> _Stated exercise_: Your task is to output all the records below, word for word.

::: Data supplied

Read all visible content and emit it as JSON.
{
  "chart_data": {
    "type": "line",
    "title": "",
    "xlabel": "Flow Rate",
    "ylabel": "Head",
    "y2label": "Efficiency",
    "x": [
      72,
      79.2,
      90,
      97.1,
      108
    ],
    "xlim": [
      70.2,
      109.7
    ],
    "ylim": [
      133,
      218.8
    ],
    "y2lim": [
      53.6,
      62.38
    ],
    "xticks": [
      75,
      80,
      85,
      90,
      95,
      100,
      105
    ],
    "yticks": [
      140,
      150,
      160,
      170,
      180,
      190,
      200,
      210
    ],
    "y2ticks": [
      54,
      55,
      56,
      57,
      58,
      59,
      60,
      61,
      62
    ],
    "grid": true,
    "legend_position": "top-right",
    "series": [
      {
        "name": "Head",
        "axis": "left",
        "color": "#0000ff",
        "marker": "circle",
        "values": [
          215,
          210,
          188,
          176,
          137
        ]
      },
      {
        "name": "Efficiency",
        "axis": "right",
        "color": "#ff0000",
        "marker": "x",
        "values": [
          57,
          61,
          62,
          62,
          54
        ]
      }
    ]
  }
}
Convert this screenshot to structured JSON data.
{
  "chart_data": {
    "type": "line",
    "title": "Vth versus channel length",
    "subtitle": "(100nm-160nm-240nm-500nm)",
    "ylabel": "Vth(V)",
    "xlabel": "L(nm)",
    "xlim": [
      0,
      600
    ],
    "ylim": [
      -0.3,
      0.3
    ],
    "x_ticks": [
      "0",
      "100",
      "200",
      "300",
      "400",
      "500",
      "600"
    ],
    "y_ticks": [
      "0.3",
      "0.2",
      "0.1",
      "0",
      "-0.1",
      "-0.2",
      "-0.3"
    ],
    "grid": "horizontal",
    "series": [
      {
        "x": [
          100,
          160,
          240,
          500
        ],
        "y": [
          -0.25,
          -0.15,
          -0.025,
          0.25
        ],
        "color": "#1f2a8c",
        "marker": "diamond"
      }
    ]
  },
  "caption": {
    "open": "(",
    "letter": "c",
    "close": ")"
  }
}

::::::

> _Written reply_:
Read all visible content and emit it as JSON.
{
  "chart_data": {
    "type": "line",
    "title": "",
    "xlabel": "Flow Rate",
    "ylabel": "Head",
    "y2label": "Efficiency",
    "x": [
      72,
      79.2,
      90,
      97.1,
      108
    ],
    "xlim": [
      70.2,
      109.7
    ],
    "ylim": [
      133,
      218.8
    ],
    "y2lim": [
      53.6,
      62.38
    ],
    "xticks": [
      75,
      80,
      85,
      90,
      95,
      100,
      105
    ],
    "yticks": [
      140,
      150,
      160,
      170,
      180,
      190,
      200,
      210
    ],
    "y2ticks": [
      54,
      55,
      56,
      57,
      58,
      59,
      60,
      61,
      62
    ],
    "grid": true,
    "legend_position": "top-right",
    "series": [
      {
        "name": "Head",
        "axis": "left",
        "color": "#0000ff",
        "marker": "circle",
        "values": [
          215,
          210,
          188,
          176,
          137
        ]
      },
      {
        "name": "Efficiency",
        "axis": "right",
        "color": "#ff0000",
        "marker": "x",
        "values": [
          57,
          61,
          62,
          62,
          54
        ]
      }
    ]
  }
}
Convert this screenshot to structured JSON data.
{
  "chart_data": {
    "type": "line",
    "title": "Vth versus channel length",
    "subtitle": "(100nm-160nm-240nm-500nm)",
    "ylabel": "Vth(V)",
    "xlabel": "L(nm)",
    "xlim": [
      0,
      600
    ],
    "ylim": [
      -0.3,
      0.3
    ],
    "x_ticks": [
      "0",
      "100",
      "200",
      "300",
      "400",
      "500",
      "600"
    ],
    "y_ticks": [
      "0.3",
      "0.2",
      "0.1",
      "0",
      "-0.1",
      "-0.2",
      "-0.3"
    ],
    "grid": "horizontal",
    "series": [
      {
        "x": [
          100,
          160,
          240,
          500
        ],
        "y": [
          -0.25,
          -0.15,
          -0.025,
          0.25
        ],
        "color": "#1f2a8c",
        "marker": "diamond"
      }
    ]
  },
  "caption": {
    "open": "(",
    "letter": "c",
    "close": ")"
  }
}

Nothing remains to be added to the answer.